RECORDS PROVIDED:
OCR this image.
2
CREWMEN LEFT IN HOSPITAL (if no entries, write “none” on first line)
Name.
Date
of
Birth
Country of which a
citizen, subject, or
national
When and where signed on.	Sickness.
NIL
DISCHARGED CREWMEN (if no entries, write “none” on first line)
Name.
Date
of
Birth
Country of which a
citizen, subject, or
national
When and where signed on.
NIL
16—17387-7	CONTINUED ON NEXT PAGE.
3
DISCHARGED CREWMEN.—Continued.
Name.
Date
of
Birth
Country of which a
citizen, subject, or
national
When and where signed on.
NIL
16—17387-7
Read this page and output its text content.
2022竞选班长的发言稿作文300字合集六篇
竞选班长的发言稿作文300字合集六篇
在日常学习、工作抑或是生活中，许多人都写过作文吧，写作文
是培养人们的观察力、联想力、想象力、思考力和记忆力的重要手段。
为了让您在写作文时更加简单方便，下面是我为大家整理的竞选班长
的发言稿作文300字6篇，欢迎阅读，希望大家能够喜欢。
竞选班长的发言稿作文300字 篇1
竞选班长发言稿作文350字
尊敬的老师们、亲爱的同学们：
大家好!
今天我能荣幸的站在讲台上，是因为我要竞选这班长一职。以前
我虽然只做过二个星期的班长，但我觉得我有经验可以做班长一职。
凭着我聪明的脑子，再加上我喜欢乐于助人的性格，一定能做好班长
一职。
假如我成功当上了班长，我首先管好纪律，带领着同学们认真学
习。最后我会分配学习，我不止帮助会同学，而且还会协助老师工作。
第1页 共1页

EXERCISE OBJECTIVE: Output all preceding records character for character.

FINISHED ANSWER:
OCR this image.
2
CREWMEN LEFT IN HOSPITAL (if no entries, write “none” on first line)
Name.
Date
of
Birth
Country of which a
citizen, subject, or
national
When and where signed on.	Sickness.
NIL
DISCHARGED CREWMEN (if no entries, write “none” on first line)
Name.
Date
of
Birth
Country of which a
citizen, subject, or
national
When and where signed on.
NIL
16—17387-7	CONTINUED ON NEXT PAGE.
3
DISCHARGED CREWMEN.—Continued.
Name.
Date
of
Birth
Country of which a
citizen, subject, or
national
When and where signed on.
NIL
16—17387-7
Read this page and output its text content.
2022竞选班长的发言稿作文300字合集六篇
竞选班长的发言稿作文300字合集六篇
在日常学习、工作抑或是生活中，许多人都写过作文吧，写作文
是培养人们的观察力、联想力、想象力、思考力和记忆力的重要手段。
为了让您在写作文时更加简单方便，下面是我为大家整理的竞选班长
的发言稿作文300字6篇，欢迎阅读，希望大家能够喜欢。
竞选班长的发言稿作文300字 篇1
竞选班长发言稿作文350字
尊敬的老师们、亲爱的同学们：
大家好!
今天我能荣幸的站在讲台上，是因为我要竞选这班长一职。以前
我虽然只做过二个星期的班长，但我觉得我有经验可以做班长一职。
凭着我聪明的脑子，再加上我喜欢乐于助人的性格，一定能做好班长
一职。
假如我成功当上了班长，我首先管好纪律，带领着同学们认真学
习。最后我会分配学习，我不止帮助会同学，而且还会协助老师工作。
第1页 共1页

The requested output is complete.